▸ **Work required**
Print out each entry below exactly, please.
╔══
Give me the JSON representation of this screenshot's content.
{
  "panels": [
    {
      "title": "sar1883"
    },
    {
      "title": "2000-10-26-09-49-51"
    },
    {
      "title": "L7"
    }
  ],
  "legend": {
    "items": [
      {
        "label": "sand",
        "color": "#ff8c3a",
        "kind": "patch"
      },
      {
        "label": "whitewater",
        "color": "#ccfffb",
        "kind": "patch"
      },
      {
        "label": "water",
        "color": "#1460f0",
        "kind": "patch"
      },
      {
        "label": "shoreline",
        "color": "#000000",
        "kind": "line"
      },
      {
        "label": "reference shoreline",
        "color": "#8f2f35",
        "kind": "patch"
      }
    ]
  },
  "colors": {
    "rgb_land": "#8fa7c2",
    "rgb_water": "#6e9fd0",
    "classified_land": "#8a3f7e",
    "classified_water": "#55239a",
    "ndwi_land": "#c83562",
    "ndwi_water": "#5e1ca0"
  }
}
╚══
▸ **Answer for this exercise**
Give me the JSON representation of this screenshot's content.
{
  "panels": [
    {
      "title": "sar1883"
    },
    {
      "title": "2000-10-26-09-49-51"
    },
    {
      "title": "L7"
    }
  ],
  "legend": {
    "items": [
      {
        "label": "sand",
        "color": "#ff8c3a",
        "kind": "patch"
      },
      {
        "label": "whitewater",
        "color": "#ccfffb",
        "kind": "patch"
      },
      {
        "label": "water",
        "color": "#1460f0",
        "kind": "patch"
      },
      {
        "label": "shoreline",
        "color": "#000000",
        "kind": "line"
      },
      {
        "label": "reference shoreline",
        "color": "#8f2f35",
        "kind": "patch"
      }
    ]
  },
  "colors": {
    "rgb_land": "#8fa7c2",
    "rgb_water": "#6e9fd0",
    "classified_land": "#8a3f7e",
    "classified_water": "#55239a",
    "ndwi_land": "#c83562",
    "ndwi_water": "#5e1ca0"
  }
}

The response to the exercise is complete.